YOUR TASK
Write only the number of lines in the records beneath that hold "from".

(Entries with figure data)

— start —

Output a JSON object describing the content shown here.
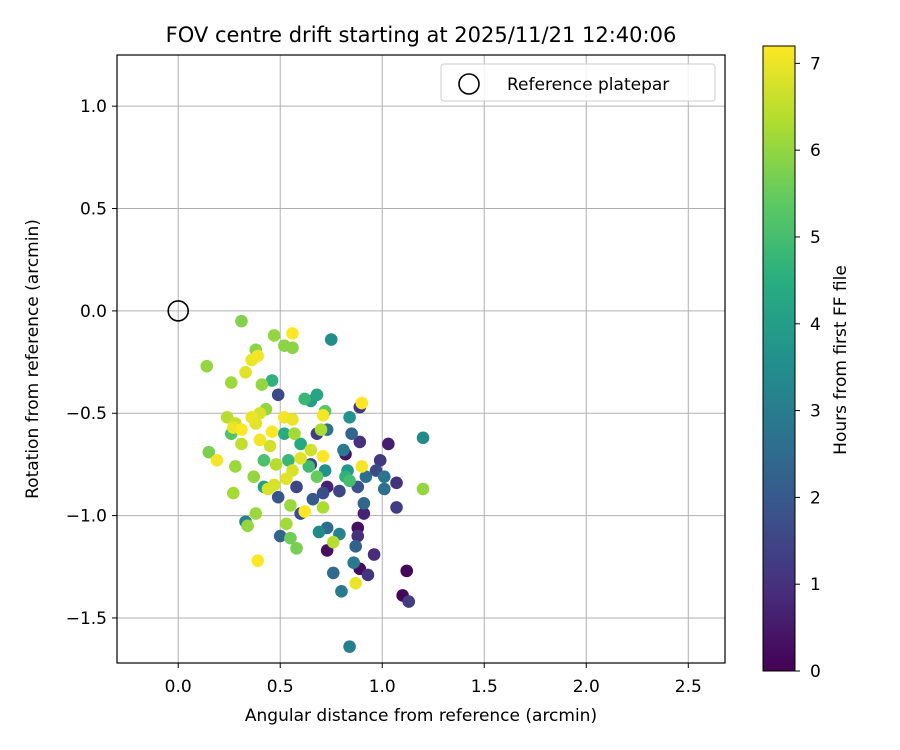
{
  "chart_data": {
    "type": "scatter",
    "title": "FOV centre drift starting at 2025/11/21 12:40:06",
    "xlabel": "Angular distance from reference (arcmin)",
    "ylabel": "Rotation from reference (arcmin)",
    "xlim": [
      -0.3,
      2.68
    ],
    "ylim": [
      -1.72,
      1.25
    ],
    "xticks": [
      0.0,
      0.5,
      1.0,
      1.5,
      2.0,
      2.5
    ],
    "xtick_labels": [
      "0.0",
      "0.5",
      "1.0",
      "1.5",
      "2.0",
      "2.5"
    ],
    "yticks": [
      1.0,
      0.5,
      0.0,
      -0.5,
      -1.0,
      -1.5
    ],
    "ytick_labels": [
      "1.0",
      "0.5",
      "0.0",
      "−0.5",
      "−1.0",
      "−1.5"
    ],
    "grid": true,
    "legend": {
      "position": "top-right",
      "label": "Reference platepar"
    },
    "reference_point": {
      "x": 0.0,
      "y": 0.0
    },
    "colorbar": {
      "label": "Hours from first FF file",
      "colormap": "viridis",
      "range": [
        0,
        7.2
      ],
      "ticks": [
        0,
        1,
        2,
        3,
        4,
        5,
        6,
        7
      ],
      "tick_labels": [
        "0",
        "1",
        "2",
        "3",
        "4",
        "5",
        "6",
        "7"
      ]
    },
    "points": [
      {
        "x": 1.1,
        "y": -1.39,
        "c": 0.1
      },
      {
        "x": 1.12,
        "y": -1.27,
        "c": 0.1
      },
      {
        "x": 0.89,
        "y": -1.26,
        "c": 0.2
      },
      {
        "x": 0.73,
        "y": -1.17,
        "c": 0.3
      },
      {
        "x": 0.88,
        "y": -1.06,
        "c": 0.3
      },
      {
        "x": 1.03,
        "y": -0.65,
        "c": 0.6
      },
      {
        "x": 0.82,
        "y": -0.7,
        "c": 0.4
      },
      {
        "x": 0.73,
        "y": -0.86,
        "c": 0.7
      },
      {
        "x": 0.91,
        "y": -0.99,
        "c": 0.7
      },
      {
        "x": 0.96,
        "y": -1.19,
        "c": 0.9
      },
      {
        "x": 1.13,
        "y": -1.42,
        "c": 1.3
      },
      {
        "x": 0.88,
        "y": -1.1,
        "c": 1.0
      },
      {
        "x": 0.93,
        "y": -1.29,
        "c": 1.1
      },
      {
        "x": 0.89,
        "y": -0.64,
        "c": 1.0
      },
      {
        "x": 0.99,
        "y": -0.73,
        "c": 1.2
      },
      {
        "x": 1.07,
        "y": -0.84,
        "c": 1.0
      },
      {
        "x": 1.07,
        "y": -0.96,
        "c": 1.3
      },
      {
        "x": 0.89,
        "y": -0.47,
        "c": 1.2
      },
      {
        "x": 0.79,
        "y": -0.88,
        "c": 1.5
      },
      {
        "x": 0.88,
        "y": -0.86,
        "c": 1.8
      },
      {
        "x": 0.97,
        "y": -0.78,
        "c": 1.6
      },
      {
        "x": 0.49,
        "y": -0.41,
        "c": 1.6
      },
      {
        "x": 0.58,
        "y": -0.86,
        "c": 1.5
      },
      {
        "x": 0.68,
        "y": -0.6,
        "c": 1.3
      },
      {
        "x": 0.65,
        "y": -0.75,
        "c": 1.4
      },
      {
        "x": 0.71,
        "y": -0.89,
        "c": 1.7
      },
      {
        "x": 0.49,
        "y": -0.91,
        "c": 1.9
      },
      {
        "x": 0.6,
        "y": -0.99,
        "c": 1.7
      },
      {
        "x": 0.66,
        "y": -0.92,
        "c": 2.0
      },
      {
        "x": 0.87,
        "y": -1.15,
        "c": 2.2
      },
      {
        "x": 0.91,
        "y": -0.94,
        "c": 2.4
      },
      {
        "x": 1.01,
        "y": -0.87,
        "c": 2.6
      },
      {
        "x": 0.5,
        "y": -1.1,
        "c": 2.3
      },
      {
        "x": 0.76,
        "y": -1.28,
        "c": 2.5
      },
      {
        "x": 0.73,
        "y": -1.06,
        "c": 2.5
      },
      {
        "x": 0.85,
        "y": -0.6,
        "c": 2.3
      },
      {
        "x": 0.73,
        "y": -0.58,
        "c": 2.8
      },
      {
        "x": 0.81,
        "y": -0.68,
        "c": 2.9
      },
      {
        "x": 0.92,
        "y": -0.81,
        "c": 2.6
      },
      {
        "x": 1.01,
        "y": -0.81,
        "c": 2.8
      },
      {
        "x": 0.84,
        "y": -1.64,
        "c": 3.1
      },
      {
        "x": 0.8,
        "y": -1.37,
        "c": 3.0
      },
      {
        "x": 0.86,
        "y": -1.23,
        "c": 2.9
      },
      {
        "x": 0.79,
        "y": -1.09,
        "c": 3.2
      },
      {
        "x": 0.33,
        "y": -1.03,
        "c": 3.1
      },
      {
        "x": 0.69,
        "y": -1.08,
        "c": 3.4
      },
      {
        "x": 0.75,
        "y": -0.14,
        "c": 3.5
      },
      {
        "x": 1.2,
        "y": -0.62,
        "c": 3.4
      },
      {
        "x": 0.84,
        "y": -0.52,
        "c": 3.7
      },
      {
        "x": 0.65,
        "y": -0.44,
        "c": 4.0
      },
      {
        "x": 0.68,
        "y": -0.41,
        "c": 4.2
      },
      {
        "x": 0.72,
        "y": -0.78,
        "c": 3.6
      },
      {
        "x": 0.83,
        "y": -0.78,
        "c": 3.8
      },
      {
        "x": 0.42,
        "y": -0.86,
        "c": 4.0
      },
      {
        "x": 0.6,
        "y": -0.65,
        "c": 4.3
      },
      {
        "x": 0.52,
        "y": -0.6,
        "c": 4.4
      },
      {
        "x": 0.46,
        "y": -0.34,
        "c": 4.6
      },
      {
        "x": 0.62,
        "y": -0.43,
        "c": 4.8
      },
      {
        "x": 0.82,
        "y": -0.81,
        "c": 4.6
      },
      {
        "x": 0.64,
        "y": -0.76,
        "c": 4.9
      },
      {
        "x": 0.54,
        "y": -0.73,
        "c": 4.8
      },
      {
        "x": 0.84,
        "y": -0.83,
        "c": 5.0
      },
      {
        "x": 0.42,
        "y": -0.73,
        "c": 5.1
      },
      {
        "x": 0.26,
        "y": -0.6,
        "c": 5.2
      },
      {
        "x": 0.72,
        "y": -0.49,
        "c": 5.3
      },
      {
        "x": 0.68,
        "y": -0.81,
        "c": 5.5
      },
      {
        "x": 0.55,
        "y": -1.11,
        "c": 5.6
      },
      {
        "x": 0.58,
        "y": -1.16,
        "c": 5.7
      },
      {
        "x": 0.15,
        "y": -0.69,
        "c": 5.7
      },
      {
        "x": 0.31,
        "y": -0.05,
        "c": 5.8
      },
      {
        "x": 0.38,
        "y": -0.19,
        "c": 5.9
      },
      {
        "x": 0.52,
        "y": -0.17,
        "c": 5.9
      },
      {
        "x": 0.56,
        "y": -0.18,
        "c": 5.9
      },
      {
        "x": 0.47,
        "y": -0.12,
        "c": 6.0
      },
      {
        "x": 0.14,
        "y": -0.27,
        "c": 6.0
      },
      {
        "x": 0.26,
        "y": -0.35,
        "c": 6.1
      },
      {
        "x": 0.43,
        "y": -0.48,
        "c": 6.0
      },
      {
        "x": 0.41,
        "y": -0.36,
        "c": 6.0
      },
      {
        "x": 0.28,
        "y": -0.76,
        "c": 6.1
      },
      {
        "x": 0.27,
        "y": -0.89,
        "c": 6.2
      },
      {
        "x": 0.37,
        "y": -0.81,
        "c": 6.0
      },
      {
        "x": 0.38,
        "y": -0.99,
        "c": 6.1
      },
      {
        "x": 0.34,
        "y": -1.05,
        "c": 6.0
      },
      {
        "x": 0.53,
        "y": -1.04,
        "c": 6.2
      },
      {
        "x": 0.55,
        "y": -0.95,
        "c": 6.1
      },
      {
        "x": 0.71,
        "y": -0.96,
        "c": 6.3
      },
      {
        "x": 0.76,
        "y": -1.13,
        "c": 6.4
      },
      {
        "x": 1.2,
        "y": -0.87,
        "c": 6.0
      },
      {
        "x": 0.7,
        "y": -0.58,
        "c": 6.3
      },
      {
        "x": 0.57,
        "y": -0.6,
        "c": 6.2
      },
      {
        "x": 0.48,
        "y": -0.75,
        "c": 6.4
      },
      {
        "x": 0.31,
        "y": -0.65,
        "c": 6.5
      },
      {
        "x": 0.24,
        "y": -0.52,
        "c": 6.4
      },
      {
        "x": 0.28,
        "y": -0.55,
        "c": 6.6
      },
      {
        "x": 0.45,
        "y": -0.66,
        "c": 6.7
      },
      {
        "x": 0.44,
        "y": -0.87,
        "c": 6.8
      },
      {
        "x": 0.47,
        "y": -0.85,
        "c": 6.8
      },
      {
        "x": 0.6,
        "y": -0.72,
        "c": 6.9
      },
      {
        "x": 0.65,
        "y": -0.68,
        "c": 6.7
      },
      {
        "x": 0.56,
        "y": -0.78,
        "c": 6.8
      },
      {
        "x": 0.53,
        "y": -0.82,
        "c": 6.9
      },
      {
        "x": 0.4,
        "y": -0.5,
        "c": 6.8
      },
      {
        "x": 0.38,
        "y": -0.55,
        "c": 6.9
      },
      {
        "x": 0.36,
        "y": -0.24,
        "c": 7.0
      },
      {
        "x": 0.39,
        "y": -0.22,
        "c": 7.1
      },
      {
        "x": 0.33,
        "y": -0.3,
        "c": 6.9
      },
      {
        "x": 0.27,
        "y": -0.57,
        "c": 7.0
      },
      {
        "x": 0.19,
        "y": -0.73,
        "c": 7.1
      },
      {
        "x": 0.39,
        "y": -1.22,
        "c": 7.2
      },
      {
        "x": 0.56,
        "y": -0.11,
        "c": 7.2
      },
      {
        "x": 0.52,
        "y": -0.52,
        "c": 7.1
      },
      {
        "x": 0.56,
        "y": -0.53,
        "c": 7.0
      },
      {
        "x": 0.71,
        "y": -0.51,
        "c": 7.1
      },
      {
        "x": 0.9,
        "y": -0.45,
        "c": 7.2
      },
      {
        "x": 0.9,
        "y": -0.76,
        "c": 7.1
      },
      {
        "x": 0.87,
        "y": -1.33,
        "c": 7.0
      },
      {
        "x": 0.71,
        "y": -0.71,
        "c": 7.2
      },
      {
        "x": 0.62,
        "y": -0.98,
        "c": 7.2
      },
      {
        "x": 0.46,
        "y": -0.59,
        "c": 7.2
      },
      {
        "x": 0.4,
        "y": -0.63,
        "c": 7.1
      },
      {
        "x": 0.36,
        "y": -0.52,
        "c": 7.0
      },
      {
        "x": 0.31,
        "y": -0.58,
        "c": 7.2
      }
    ]
  }
}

— end —

FULL ANSWER
3